THE TASK:
Every line of the material is to be quoted verbatim, minus the pictures.

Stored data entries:
□ □ □ □ □ □ □
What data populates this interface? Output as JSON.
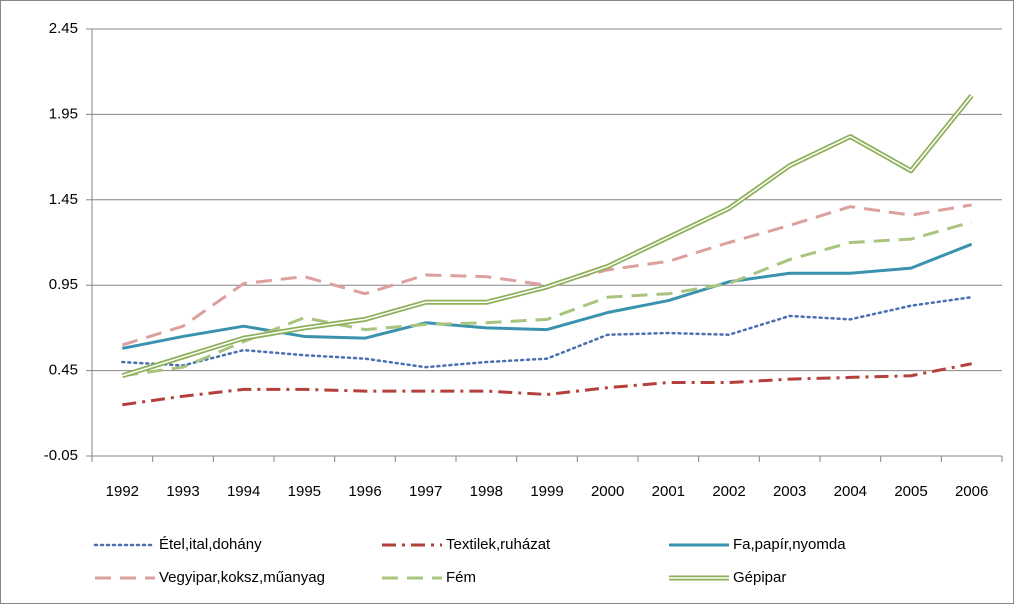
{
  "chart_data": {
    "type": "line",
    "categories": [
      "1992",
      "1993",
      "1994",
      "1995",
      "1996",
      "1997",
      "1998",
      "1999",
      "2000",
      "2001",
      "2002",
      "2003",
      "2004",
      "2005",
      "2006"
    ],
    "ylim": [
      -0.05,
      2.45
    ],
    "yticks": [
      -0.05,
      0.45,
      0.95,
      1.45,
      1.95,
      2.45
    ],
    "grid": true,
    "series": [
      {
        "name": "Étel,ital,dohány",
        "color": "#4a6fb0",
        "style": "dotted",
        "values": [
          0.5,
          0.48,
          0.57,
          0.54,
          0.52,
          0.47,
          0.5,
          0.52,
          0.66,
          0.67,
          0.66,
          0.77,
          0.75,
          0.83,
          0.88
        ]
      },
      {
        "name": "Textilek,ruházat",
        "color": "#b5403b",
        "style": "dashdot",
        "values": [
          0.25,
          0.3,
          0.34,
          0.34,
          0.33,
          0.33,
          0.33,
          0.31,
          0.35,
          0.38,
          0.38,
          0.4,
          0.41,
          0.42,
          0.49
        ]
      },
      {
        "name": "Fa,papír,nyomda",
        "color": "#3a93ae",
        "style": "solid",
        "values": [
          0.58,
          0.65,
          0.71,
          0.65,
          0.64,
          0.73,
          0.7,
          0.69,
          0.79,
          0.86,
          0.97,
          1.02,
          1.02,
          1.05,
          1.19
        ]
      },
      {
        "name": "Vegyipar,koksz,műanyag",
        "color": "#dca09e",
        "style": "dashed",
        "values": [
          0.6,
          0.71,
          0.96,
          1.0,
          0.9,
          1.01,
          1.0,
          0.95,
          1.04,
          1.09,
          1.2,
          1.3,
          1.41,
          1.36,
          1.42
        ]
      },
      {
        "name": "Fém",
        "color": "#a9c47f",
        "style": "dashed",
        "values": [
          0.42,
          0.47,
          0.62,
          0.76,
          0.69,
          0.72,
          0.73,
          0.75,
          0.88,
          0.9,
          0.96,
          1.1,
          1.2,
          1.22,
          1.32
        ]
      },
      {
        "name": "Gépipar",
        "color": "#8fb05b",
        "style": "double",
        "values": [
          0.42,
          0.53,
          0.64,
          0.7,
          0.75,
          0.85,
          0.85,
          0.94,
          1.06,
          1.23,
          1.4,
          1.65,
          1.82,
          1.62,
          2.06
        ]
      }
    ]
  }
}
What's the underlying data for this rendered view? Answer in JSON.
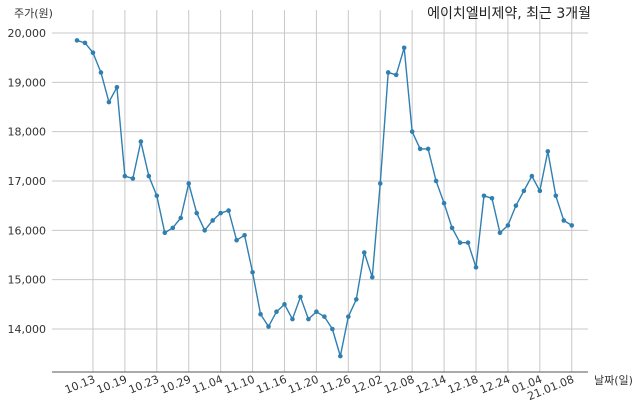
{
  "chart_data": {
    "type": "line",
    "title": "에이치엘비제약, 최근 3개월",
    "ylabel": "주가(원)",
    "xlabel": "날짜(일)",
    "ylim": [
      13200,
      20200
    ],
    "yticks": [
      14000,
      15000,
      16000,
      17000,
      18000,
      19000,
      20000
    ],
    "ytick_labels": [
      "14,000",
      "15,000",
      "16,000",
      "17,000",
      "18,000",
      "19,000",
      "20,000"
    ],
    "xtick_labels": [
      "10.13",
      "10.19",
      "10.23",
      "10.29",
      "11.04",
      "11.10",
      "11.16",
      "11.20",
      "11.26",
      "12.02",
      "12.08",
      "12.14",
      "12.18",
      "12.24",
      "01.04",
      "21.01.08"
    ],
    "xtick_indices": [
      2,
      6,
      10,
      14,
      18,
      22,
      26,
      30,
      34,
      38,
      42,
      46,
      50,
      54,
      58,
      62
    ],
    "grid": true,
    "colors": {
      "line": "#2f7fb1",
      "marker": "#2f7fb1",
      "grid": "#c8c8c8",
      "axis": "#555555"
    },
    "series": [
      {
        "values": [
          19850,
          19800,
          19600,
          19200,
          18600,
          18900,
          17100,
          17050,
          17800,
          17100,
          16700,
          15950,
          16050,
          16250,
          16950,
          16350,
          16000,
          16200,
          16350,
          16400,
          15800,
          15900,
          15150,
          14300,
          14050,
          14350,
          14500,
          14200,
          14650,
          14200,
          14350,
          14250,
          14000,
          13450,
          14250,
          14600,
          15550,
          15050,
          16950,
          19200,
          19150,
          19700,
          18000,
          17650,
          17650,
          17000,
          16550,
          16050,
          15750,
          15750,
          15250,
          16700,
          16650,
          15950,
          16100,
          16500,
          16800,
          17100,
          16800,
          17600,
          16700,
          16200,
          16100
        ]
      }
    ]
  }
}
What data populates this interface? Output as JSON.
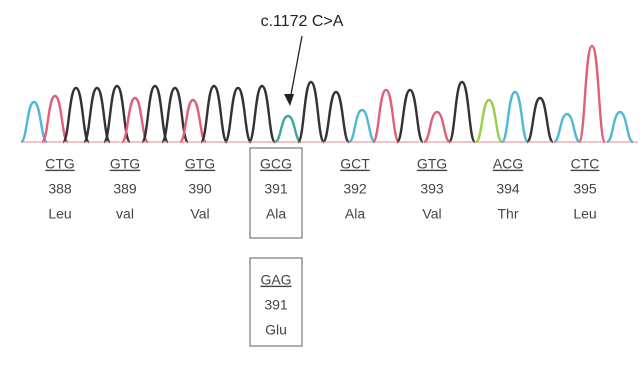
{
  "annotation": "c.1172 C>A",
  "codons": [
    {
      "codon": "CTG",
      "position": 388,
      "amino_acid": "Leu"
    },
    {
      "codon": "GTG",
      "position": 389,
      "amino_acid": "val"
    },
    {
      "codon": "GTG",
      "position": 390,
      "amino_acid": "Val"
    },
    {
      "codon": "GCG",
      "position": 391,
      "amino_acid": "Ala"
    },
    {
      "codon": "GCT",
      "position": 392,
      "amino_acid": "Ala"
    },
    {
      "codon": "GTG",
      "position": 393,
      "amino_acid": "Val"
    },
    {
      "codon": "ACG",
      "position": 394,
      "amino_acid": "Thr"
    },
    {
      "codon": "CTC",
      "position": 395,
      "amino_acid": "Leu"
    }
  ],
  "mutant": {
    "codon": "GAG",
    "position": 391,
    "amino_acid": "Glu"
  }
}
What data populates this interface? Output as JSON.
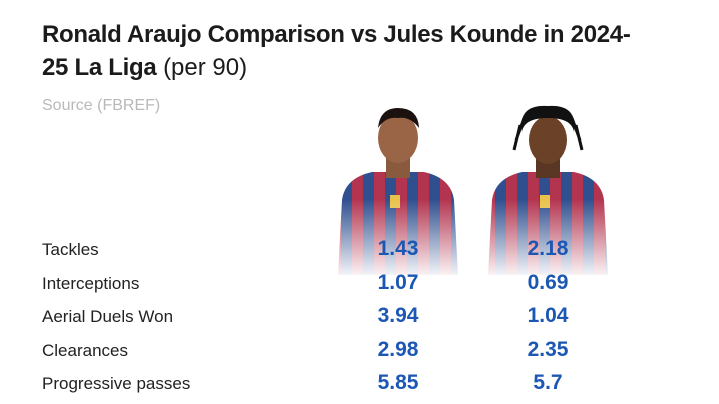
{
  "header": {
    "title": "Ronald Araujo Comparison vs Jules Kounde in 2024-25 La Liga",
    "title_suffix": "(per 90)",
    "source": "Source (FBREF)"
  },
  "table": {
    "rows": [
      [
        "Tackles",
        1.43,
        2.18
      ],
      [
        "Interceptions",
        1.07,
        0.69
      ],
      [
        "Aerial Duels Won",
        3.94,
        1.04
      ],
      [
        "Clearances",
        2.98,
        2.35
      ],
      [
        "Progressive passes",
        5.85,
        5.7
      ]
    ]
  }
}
□ □ □ □ □ □ □
RESPONSE:
What data populates this interface? Output as JSON.
{
  "chart_data": {
    "type": "line",
    "categories": [
      "1992",
      "1993",
      "1994",
      "1995",
      "1996",
      "1997",
      "1998",
      "1999",
      "2000",
      "2001",
      "2002",
      "2003",
      "2004",
      "2005",
      "2006"
    ],
    "ylim": [
      -0.05,
      2.45
    ],
    "yticks": [
      -0.05,
      0.45,
      0.95,
      1.45,
      1.95,
      2.45
    ],
    "grid": true,
    "series": [
      {
        "name": "Étel,ital,dohány",
        "color": "#4a6fb0",
        "style": "dotted",
        "values": [
          0.5,
          0.48,
          0.57,
          0.54,
          0.52,
          0.47,
          0.5,
          0.52,
          0.66,
          0.67,
          0.66,
          0.77,
          0.75,
          0.83,
          0.88
        ]
      },
      {
        "name": "Textilek,ruházat",
        "color": "#b5403b",
        "style": "dashdot",
        "values": [
          0.25,
          0.3,
          0.34,
          0.34,
          0.33,
          0.33,
          0.33,
          0.31,
          0.35,
          0.38,
          0.38,
          0.4,
          0.41,
          0.42,
          0.49
        ]
      },
      {
        "name": "Fa,papír,nyomda",
        "color": "#3a93ae",
        "style": "solid",
        "values": [
          0.58,
          0.65,
          0.71,
          0.65,
          0.64,
          0.73,
          0.7,
          0.69,
          0.79,
          0.86,
          0.97,
          1.02,
          1.02,
          1.05,
          1.19
        ]
      },
      {
        "name": "Vegyipar,koksz,műanyag",
        "color": "#dca09e",
        "style": "dashed",
        "values": [
          0.6,
          0.71,
          0.96,
          1.0,
          0.9,
          1.01,
          1.0,
          0.95,
          1.04,
          1.09,
          1.2,
          1.3,
          1.41,
          1.36,
          1.42
        ]
      },
      {
        "name": "Fém",
        "color": "#a9c47f",
        "style": "dashed",
        "values": [
          0.42,
          0.47,
          0.62,
          0.76,
          0.69,
          0.72,
          0.73,
          0.75,
          0.88,
          0.9,
          0.96,
          1.1,
          1.2,
          1.22,
          1.32
        ]
      },
      {
        "name": "Gépipar",
        "color": "#8fb05b",
        "style": "double",
        "values": [
          0.42,
          0.53,
          0.64,
          0.7,
          0.75,
          0.85,
          0.85,
          0.94,
          1.06,
          1.23,
          1.4,
          1.65,
          1.82,
          1.62,
          2.06
        ]
      }
    ]
  }
}
What's the underlying data for this rendered view? Answer in JSON.
{
  "chart_data": {
    "type": "line",
    "title": "에이치엘비제약, 최근 3개월",
    "ylabel": "주가(원)",
    "xlabel": "날짜(일)",
    "ylim": [
      13200,
      20200
    ],
    "yticks": [
      14000,
      15000,
      16000,
      17000,
      18000,
      19000,
      20000
    ],
    "ytick_labels": [
      "14,000",
      "15,000",
      "16,000",
      "17,000",
      "18,000",
      "19,000",
      "20,000"
    ],
    "xtick_labels": [
      "10.13",
      "10.19",
      "10.23",
      "10.29",
      "11.04",
      "11.10",
      "11.16",
      "11.20",
      "11.26",
      "12.02",
      "12.08",
      "12.14",
      "12.18",
      "12.24",
      "01.04",
      "21.01.08"
    ],
    "xtick_indices": [
      2,
      6,
      10,
      14,
      18,
      22,
      26,
      30,
      34,
      38,
      42,
      46,
      50,
      54,
      58,
      62
    ],
    "grid": true,
    "colors": {
      "line": "#2f7fb1",
      "marker": "#2f7fb1",
      "grid": "#c8c8c8",
      "axis": "#555555"
    },
    "series": [
      {
        "values": [
          19850,
          19800,
          19600,
          19200,
          18600,
          18900,
          17100,
          17050,
          17800,
          17100,
          16700,
          15950,
          16050,
          16250,
          16950,
          16350,
          16000,
          16200,
          16350,
          16400,
          15800,
          15900,
          15150,
          14300,
          14050,
          14350,
          14500,
          14200,
          14650,
          14200,
          14350,
          14250,
          14000,
          13450,
          14250,
          14600,
          15550,
          15050,
          16950,
          19200,
          19150,
          19700,
          18000,
          17650,
          17650,
          17000,
          16550,
          16050,
          15750,
          15750,
          15250,
          16700,
          16650,
          15950,
          16100,
          16500,
          16800,
          17100,
          16800,
          17600,
          16700,
          16200,
          16100
        ]
      }
    ]
  }
}
What data populates this interface? Output as JSON.
{
  "annotation": "c.1172 C>A",
  "codons": [
    {
      "codon": "CTG",
      "position": 388,
      "amino_acid": "Leu"
    },
    {
      "codon": "GTG",
      "position": 389,
      "amino_acid": "val"
    },
    {
      "codon": "GTG",
      "position": 390,
      "amino_acid": "Val"
    },
    {
      "codon": "GCG",
      "position": 391,
      "amino_acid": "Ala"
    },
    {
      "codon": "GCT",
      "position": 392,
      "amino_acid": "Ala"
    },
    {
      "codon": "GTG",
      "position": 393,
      "amino_acid": "Val"
    },
    {
      "codon": "ACG",
      "position": 394,
      "amino_acid": "Thr"
    },
    {
      "codon": "CTC",
      "position": 395,
      "amino_acid": "Leu"
    }
  ],
  "mutant": {
    "codon": "GAG",
    "position": 391,
    "amino_acid": "Glu"
  }
}
What data populates this interface? Output as JSON.
{
  "header": {
    "title": "Ronald Araujo Comparison vs Jules Kounde in 2024-25 La Liga",
    "title_suffix": "(per 90)",
    "source": "Source (FBREF)"
  },
  "table": {
    "rows": [
      [
        "Tackles",
        1.43,
        2.18
      ],
      [
        "Interceptions",
        1.07,
        0.69
      ],
      [
        "Aerial Duels Won",
        3.94,
        1.04
      ],
      [
        "Clearances",
        2.98,
        2.35
      ],
      [
        "Progressive passes",
        5.85,
        5.7
      ]
    ]
  }
}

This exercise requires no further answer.